_EXERCISE AIM_
With the images removed, repeat the data below exactly.

**** DATASET

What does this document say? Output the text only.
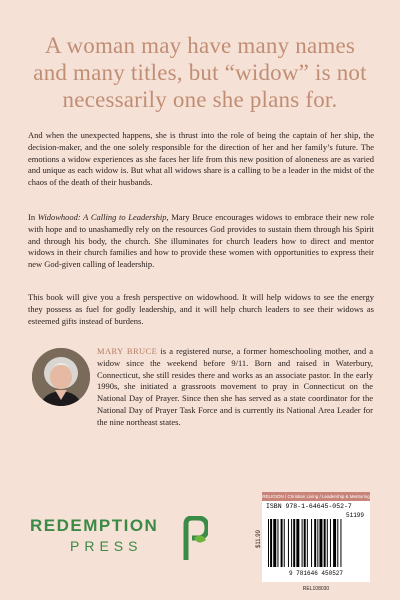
A woman may have many names and many titles, but “widow” is not necessarily one she plans for.

And when the unexpected happens, she is thrust into the role of being the captain of her ship, the decision-maker, and the one solely responsible for the direction of her and her family’s future. The emotions a widow experiences as she faces her life from this new position of aloneness are as varied and unique as each widow is. But what all widows share is a calling to be a leader in the midst of the chaos of the death of their husbands.

In Widowhood: A Calling to Leadership, Mary Bruce encourages widows to embrace their new role with hope and to unashamedly rely on the resources God provides to sustain them through his Spirit and through his body, the church. She illuminates for church leaders how to direct and mentor widows in their church families and how to provide these women with opportunities to express their new God-given calling of leadership.

This book will give you a fresh perspective on widowhood. It will help widows to see the energy they possess as fuel for godly leadership, and it will help church leaders to see their widows as esteemed gifts instead of burdens.

MARY BRUCE is a registered nurse, a former homeschooling mother, and a widow since the weekend before 9/11. Born and raised in Waterbury, Connecticut, she still resides there and works as an associate pastor. In the early 1990s, she initiated a grassroots movement to pray in Connecticut on the National Day of Prayer. Since then she has served as a state coordinator for the National Day of Prayer Task Force and is currently its National Area Leader for the nine northeast states.

REDEMPTION
PRESS	$11.99
RELIGION / Christian Living / Leadership & Mentoring
ISBN 978-1-64645-052-7
51199
9 781646 450527
REL108030
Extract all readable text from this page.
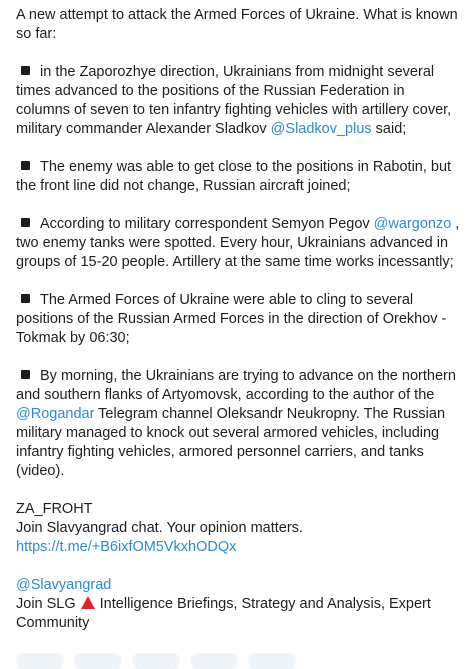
A new attempt to attack the Armed Forces of Ukraine. What is known so far:

in the Zaporozhye direction, Ukrainians from midnight several times advanced to the positions of the Russian Federation in columns of seven to ten infantry fighting vehicles with artillery cover, military commander Alexander Sladkov @Sladkov_plus said;

The enemy was able to get close to the positions in Rabotin, but the front line did not change, Russian aircraft joined;

According to military correspondent Semyon Pegov @wargonzo , two enemy tanks were spotted. Every hour, Ukrainians advanced in groups of 15-20 people. Artillery at the same time works incessantly;

The Armed Forces of Ukraine were able to cling to several positions of the Russian Armed Forces in the direction of Orekhov - Tokmak by 06:30;

By morning, the Ukrainians are trying to advance on the northern and southern flanks of Artyomovsk, according to the author of the @Rogandar Telegram channel Oleksandr Neukropny. The Russian military managed to knock out several armored vehicles, including infantry fighting vehicles, armored personnel carriers, and tanks (video).

ZA_FROHT

Join Slavyangrad chat. Your opinion matters.

https://t.me/+B6ixfOM5VkxhODQx

@Slavyangrad

Join SLG Intelligence Briefings, Strategy and Analysis, Expert Community
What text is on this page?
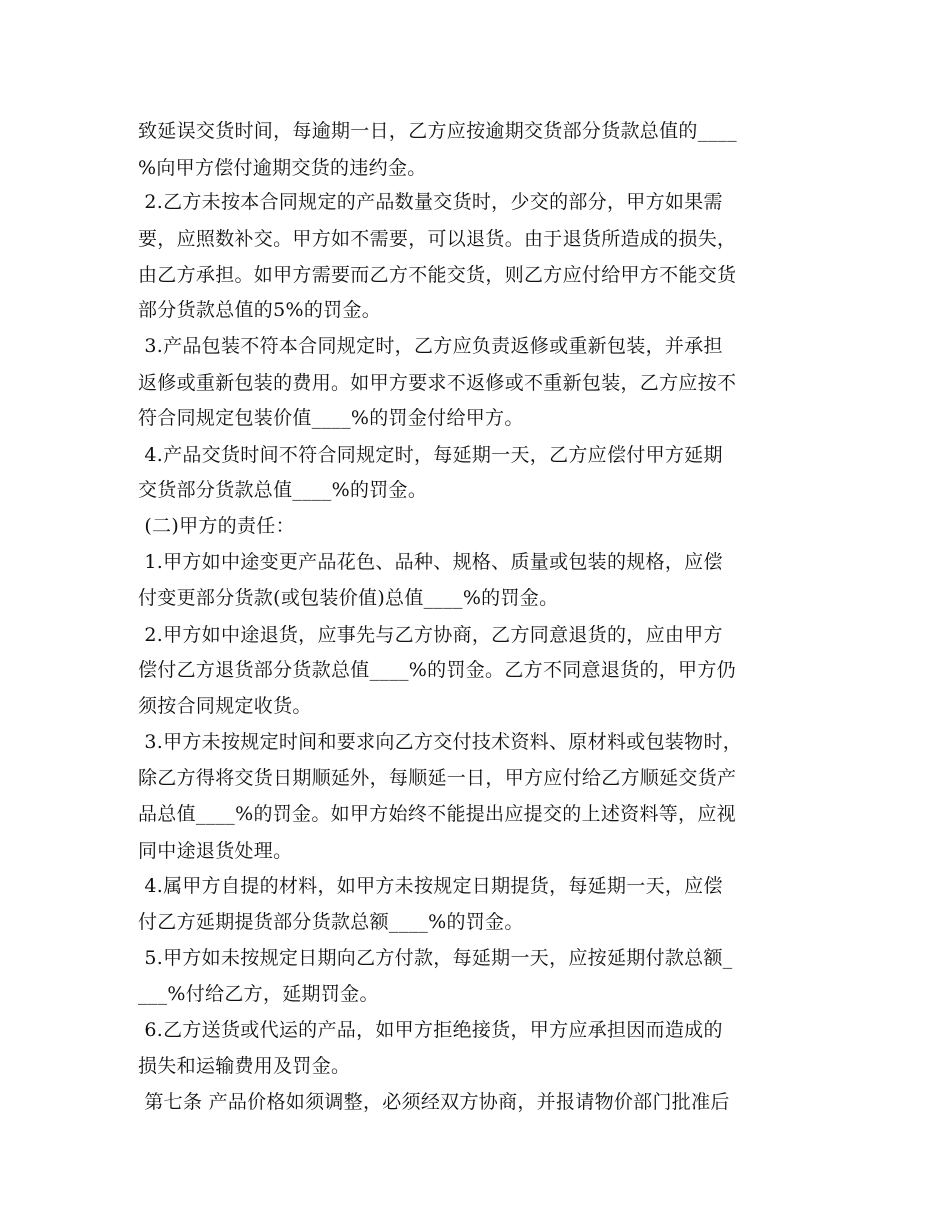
致延误交货时间，每逾期一日，乙方应按逾期交货部分货款总值的____
%向甲方偿付逾期交货的违约金。
2.乙方未按本合同规定的产品数量交货时，少交的部分，甲方如果需
要，应照数补交。甲方如不需要，可以退货。由于退货所造成的损失，
由乙方承担。如甲方需要而乙方不能交货，则乙方应付给甲方不能交货
部分货款总值的5%的罚金。
3.产品包装不符本合同规定时，乙方应负责返修或重新包装，并承担
返修或重新包装的费用。如甲方要求不返修或不重新包装，乙方应按不
符合同规定包装价值____%的罚金付给甲方。
4.产品交货时间不符合同规定时，每延期一天，乙方应偿付甲方延期
交货部分货款总值____%的罚金。
(二)甲方的责任：
1.甲方如中途变更产品花色、品种、规格、质量或包装的规格，应偿
付变更部分货款(或包装价值)总值____%的罚金。
2.甲方如中途退货，应事先与乙方协商，乙方同意退货的，应由甲方
偿付乙方退货部分货款总值____%的罚金。乙方不同意退货的，甲方仍
须按合同规定收货。
3.甲方未按规定时间和要求向乙方交付技术资料、原材料或包装物时，
除乙方得将交货日期顺延外，每顺延一日，甲方应付给乙方顺延交货产
品总值____%的罚金。如甲方始终不能提出应提交的上述资料等，应视
同中途退货处理。
4.属甲方自提的材料，如甲方未按规定日期提货，每延期一天，应偿
付乙方延期提货部分货款总额____%的罚金。
5.甲方如未按规定日期向乙方付款，每延期一天，应按延期付款总额_
___%付给乙方，延期罚金。
6.乙方送货或代运的产品，如甲方拒绝接货，甲方应承担因而造成的
损失和运输费用及罚金。
第七条 产品价格如须调整，必须经双方协商，并报请物价部门批准后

********

_WRITTEN REPLY_
What does this document say? Output the text only.
A woman may have many names and many titles, but “widow” is not necessarily one she plans for.

And when the unexpected happens, she is thrust into the role of being the captain of her ship, the decision-maker, and the one solely responsible for the direction of her and her family’s future. The emotions a widow experiences as she faces her life from this new position of aloneness are as varied and unique as each widow is. But what all widows share is a calling to be a leader in the midst of the chaos of the death of their husbands.

In Widowhood: A Calling to Leadership, Mary Bruce encourages widows to embrace their new role with hope and to unashamedly rely on the resources God provides to sustain them through his Spirit and through his body, the church. She illuminates for church leaders how to direct and mentor widows in their church families and how to provide these women with opportunities to express their new God-given calling of leadership.

This book will give you a fresh perspective on widowhood. It will help widows to see the energy they possess as fuel for godly leadership, and it will help church leaders to see their widows as esteemed gifts instead of burdens.

MARY BRUCE is a registered nurse, a former homeschooling mother, and a widow since the weekend before 9/11. Born and raised in Waterbury, Connecticut, she still resides there and works as an associate pastor. In the early 1990s, she initiated a grassroots movement to pray in Connecticut on the National Day of Prayer. Since then she has served as a state coordinator for the National Day of Prayer Task Force and is currently its National Area Leader for the nine northeast states.

REDEMPTION
PRESS	$11.99
RELIGION / Christian Living / Leadership & Mentoring
ISBN 978-1-64645-052-7
51199
9 781646 450527
REL108030
Extract all readable text from this page.
A new attempt to attack the Armed Forces of Ukraine. What is known so far:

in the Zaporozhye direction, Ukrainians from midnight several times advanced to the positions of the Russian Federation in columns of seven to ten infantry fighting vehicles with artillery cover, military commander Alexander Sladkov @Sladkov_plus said;

The enemy was able to get close to the positions in Rabotin, but the front line did not change, Russian aircraft joined;

According to military correspondent Semyon Pegov @wargonzo , two enemy tanks were spotted. Every hour, Ukrainians advanced in groups of 15-20 people. Artillery at the same time works incessantly;

The Armed Forces of Ukraine were able to cling to several positions of the Russian Armed Forces in the direction of Orekhov - Tokmak by 06:30;

By morning, the Ukrainians are trying to advance on the northern and southern flanks of Artyomovsk, according to the author of the @Rogandar Telegram channel Oleksandr Neukropny. The Russian military managed to knock out several armored vehicles, including infantry fighting vehicles, armored personnel carriers, and tanks (video).

ZA_FROHT

Join Slavyangrad chat. Your opinion matters.

https://t.me/+B6ixfOM5VkxhODQx

@Slavyangrad

Join SLG Intelligence Briefings, Strategy and Analysis, Expert Community
What text is on this page?
致延误交货时间，每逾期一日，乙方应按逾期交货部分货款总值的____
%向甲方偿付逾期交货的违约金。
2.乙方未按本合同规定的产品数量交货时，少交的部分，甲方如果需
要，应照数补交。甲方如不需要，可以退货。由于退货所造成的损失，
由乙方承担。如甲方需要而乙方不能交货，则乙方应付给甲方不能交货
部分货款总值的5%的罚金。
3.产品包装不符本合同规定时，乙方应负责返修或重新包装，并承担
返修或重新包装的费用。如甲方要求不返修或不重新包装，乙方应按不
符合同规定包装价值____%的罚金付给甲方。
4.产品交货时间不符合同规定时，每延期一天，乙方应偿付甲方延期
交货部分货款总值____%的罚金。
(二)甲方的责任：
1.甲方如中途变更产品花色、品种、规格、质量或包装的规格，应偿
付变更部分货款(或包装价值)总值____%的罚金。
2.甲方如中途退货，应事先与乙方协商，乙方同意退货的，应由甲方
偿付乙方退货部分货款总值____%的罚金。乙方不同意退货的，甲方仍
须按合同规定收货。
3.甲方未按规定时间和要求向乙方交付技术资料、原材料或包装物时，
除乙方得将交货日期顺延外，每顺延一日，甲方应付给乙方顺延交货产
品总值____%的罚金。如甲方始终不能提出应提交的上述资料等，应视
同中途退货处理。
4.属甲方自提的材料，如甲方未按规定日期提货，每延期一天，应偿
付乙方延期提货部分货款总额____%的罚金。
5.甲方如未按规定日期向乙方付款，每延期一天，应按延期付款总额_
___%付给乙方，延期罚金。
6.乙方送货或代运的产品，如甲方拒绝接货，甲方应承担因而造成的
损失和运输费用及罚金。
第七条 产品价格如须调整，必须经双方协商，并报请物价部门批准后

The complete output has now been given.